*EXERCISE PROMPT*
Gather each line of the entries below that includes "Procurement".
----
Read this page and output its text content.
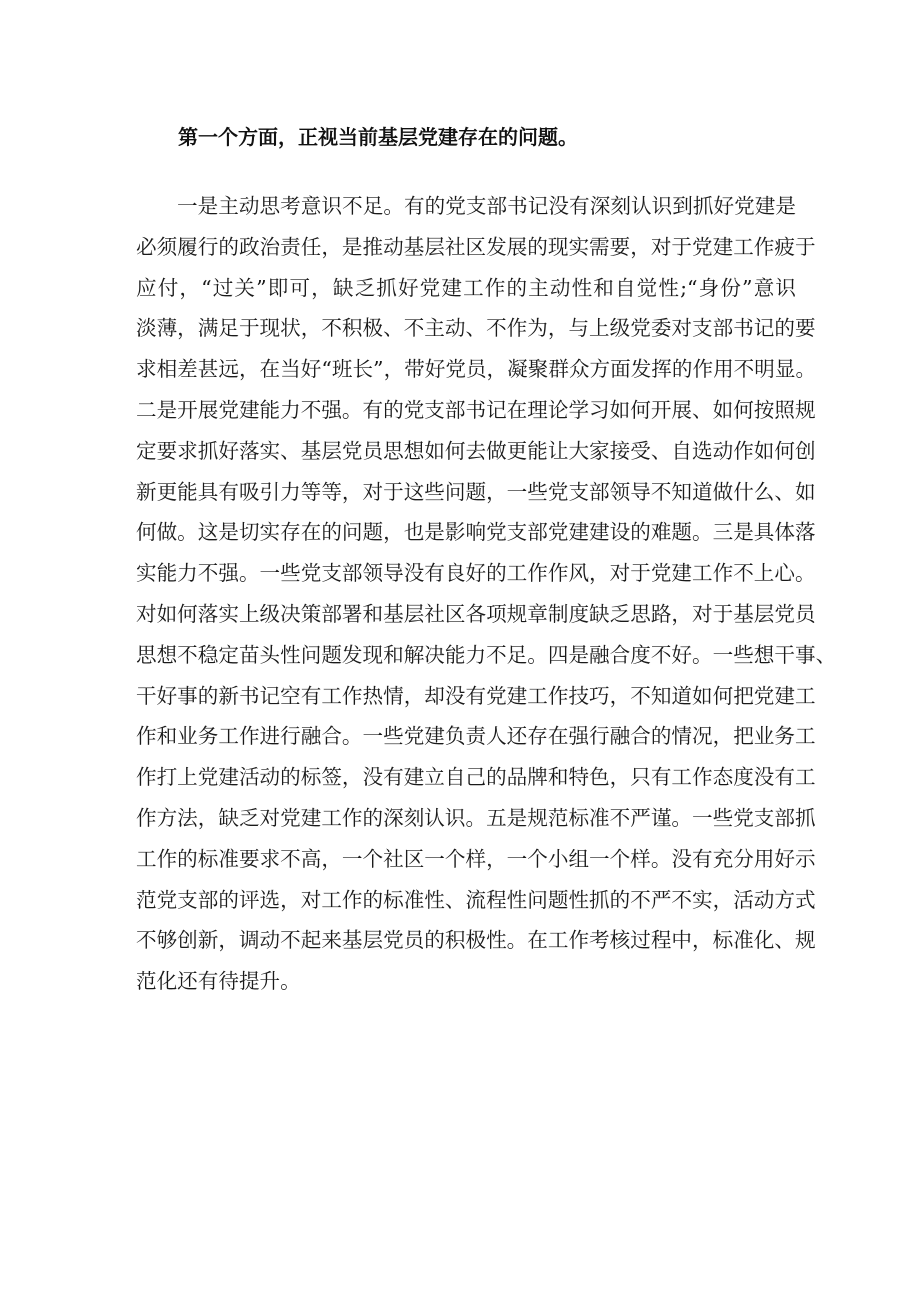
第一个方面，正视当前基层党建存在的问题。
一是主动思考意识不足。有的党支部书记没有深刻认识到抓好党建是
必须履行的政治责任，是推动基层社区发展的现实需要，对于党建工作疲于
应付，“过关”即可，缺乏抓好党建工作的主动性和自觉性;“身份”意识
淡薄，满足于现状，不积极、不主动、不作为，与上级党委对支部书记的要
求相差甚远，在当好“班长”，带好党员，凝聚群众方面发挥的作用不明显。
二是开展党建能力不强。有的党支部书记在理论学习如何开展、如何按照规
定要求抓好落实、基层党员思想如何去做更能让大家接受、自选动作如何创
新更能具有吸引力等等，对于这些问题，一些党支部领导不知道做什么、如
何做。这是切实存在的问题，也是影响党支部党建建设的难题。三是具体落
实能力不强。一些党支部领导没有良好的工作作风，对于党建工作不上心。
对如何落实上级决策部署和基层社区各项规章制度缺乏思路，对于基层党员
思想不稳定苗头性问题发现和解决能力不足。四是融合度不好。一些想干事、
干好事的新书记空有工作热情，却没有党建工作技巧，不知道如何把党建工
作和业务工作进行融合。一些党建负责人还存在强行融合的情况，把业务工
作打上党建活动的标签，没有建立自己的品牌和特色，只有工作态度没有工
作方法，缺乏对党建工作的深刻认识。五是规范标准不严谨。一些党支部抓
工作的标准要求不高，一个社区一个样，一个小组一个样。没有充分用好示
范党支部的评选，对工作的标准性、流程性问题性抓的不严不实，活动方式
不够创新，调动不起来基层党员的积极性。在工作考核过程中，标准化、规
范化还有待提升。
----
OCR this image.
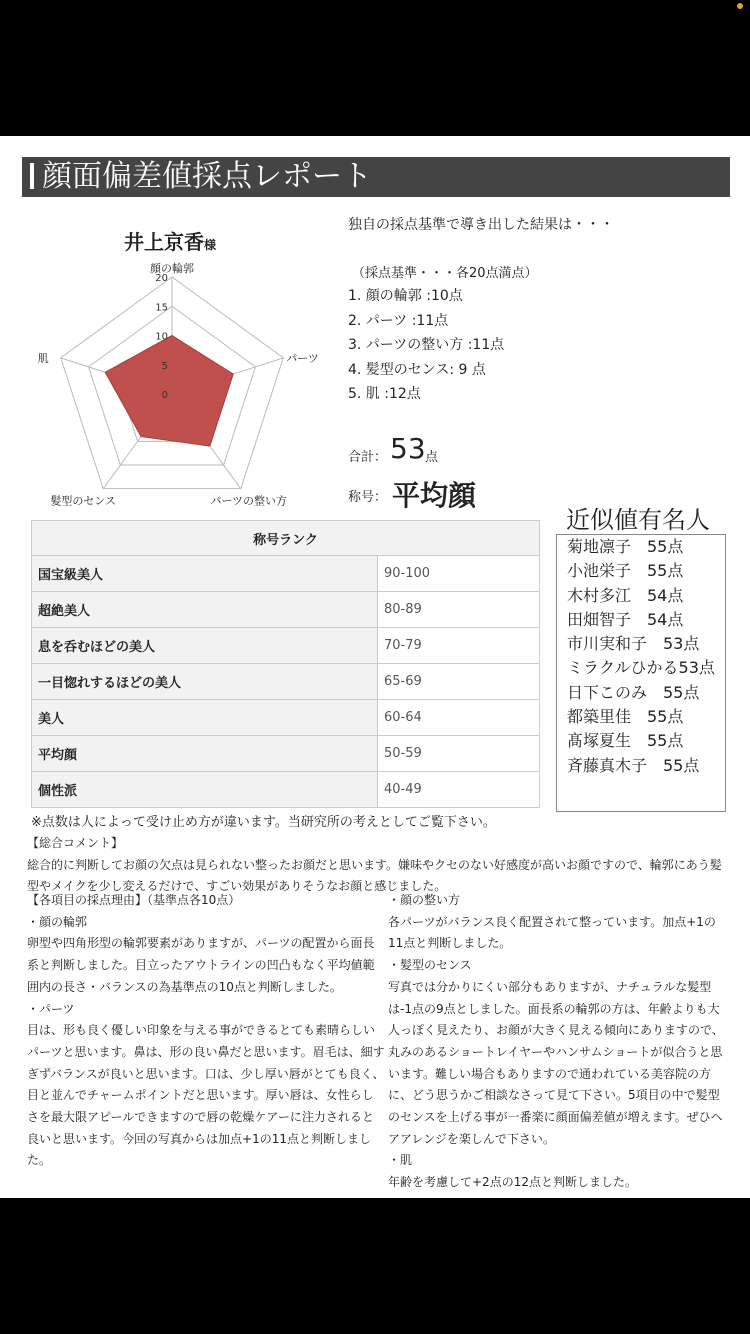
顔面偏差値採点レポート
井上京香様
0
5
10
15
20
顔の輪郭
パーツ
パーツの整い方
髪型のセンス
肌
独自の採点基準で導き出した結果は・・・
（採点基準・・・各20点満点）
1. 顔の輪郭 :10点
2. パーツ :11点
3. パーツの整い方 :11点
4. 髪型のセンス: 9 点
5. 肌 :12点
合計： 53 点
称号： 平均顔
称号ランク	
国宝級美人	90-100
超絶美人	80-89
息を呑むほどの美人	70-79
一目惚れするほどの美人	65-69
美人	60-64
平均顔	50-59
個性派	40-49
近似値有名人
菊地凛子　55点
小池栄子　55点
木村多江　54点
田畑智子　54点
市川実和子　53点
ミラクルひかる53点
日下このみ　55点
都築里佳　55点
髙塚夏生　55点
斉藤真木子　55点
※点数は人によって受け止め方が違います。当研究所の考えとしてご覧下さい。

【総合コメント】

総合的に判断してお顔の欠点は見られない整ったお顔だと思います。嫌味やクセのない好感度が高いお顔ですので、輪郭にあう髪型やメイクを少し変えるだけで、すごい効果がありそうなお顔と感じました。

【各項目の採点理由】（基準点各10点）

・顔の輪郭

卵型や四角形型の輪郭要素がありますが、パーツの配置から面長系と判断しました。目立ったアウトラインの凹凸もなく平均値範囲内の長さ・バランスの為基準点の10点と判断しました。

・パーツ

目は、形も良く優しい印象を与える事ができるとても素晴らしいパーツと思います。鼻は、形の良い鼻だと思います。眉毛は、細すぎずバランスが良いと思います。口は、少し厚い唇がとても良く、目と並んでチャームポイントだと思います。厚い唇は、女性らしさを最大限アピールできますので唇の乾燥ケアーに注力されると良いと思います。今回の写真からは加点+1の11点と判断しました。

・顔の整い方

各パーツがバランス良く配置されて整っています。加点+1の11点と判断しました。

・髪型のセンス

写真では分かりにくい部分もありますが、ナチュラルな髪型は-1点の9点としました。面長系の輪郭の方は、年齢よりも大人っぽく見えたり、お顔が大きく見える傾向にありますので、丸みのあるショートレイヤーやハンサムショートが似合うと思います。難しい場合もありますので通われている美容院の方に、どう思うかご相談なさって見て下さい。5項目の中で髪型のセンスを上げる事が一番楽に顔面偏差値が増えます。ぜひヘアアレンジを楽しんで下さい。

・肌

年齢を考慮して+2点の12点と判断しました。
----
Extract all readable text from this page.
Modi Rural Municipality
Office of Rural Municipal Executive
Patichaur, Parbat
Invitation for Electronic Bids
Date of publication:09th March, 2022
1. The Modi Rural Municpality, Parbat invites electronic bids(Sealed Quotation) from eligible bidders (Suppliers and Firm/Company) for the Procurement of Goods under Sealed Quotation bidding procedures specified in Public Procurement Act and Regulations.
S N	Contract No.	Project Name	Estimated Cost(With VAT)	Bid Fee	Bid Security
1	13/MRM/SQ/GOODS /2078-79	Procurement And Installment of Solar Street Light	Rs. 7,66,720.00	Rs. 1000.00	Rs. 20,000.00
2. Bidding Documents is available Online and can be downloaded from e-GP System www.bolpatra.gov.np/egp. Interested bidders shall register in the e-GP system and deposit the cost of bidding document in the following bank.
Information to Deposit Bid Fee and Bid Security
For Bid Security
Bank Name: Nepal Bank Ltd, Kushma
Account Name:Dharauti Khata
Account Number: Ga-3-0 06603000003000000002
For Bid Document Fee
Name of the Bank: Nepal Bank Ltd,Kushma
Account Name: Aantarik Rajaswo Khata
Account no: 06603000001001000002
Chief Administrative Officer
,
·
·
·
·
----
*EXERCISE OUTPUT*
1. The Modi Rural Municpality, Parbat invites electronic bids(Sealed Quotation) from eligible bidders (Suppliers and Firm/Company) for the Procurement of Goods under Sealed Quotation bidding procedures specified in Public Procurement Act and Regulations.
1	13/MRM/SQ/GOODS /2078-79	Procurement And Installment of Solar Street Light	Rs. 7,66,720.00	Rs. 1000.00	Rs. 20,000.00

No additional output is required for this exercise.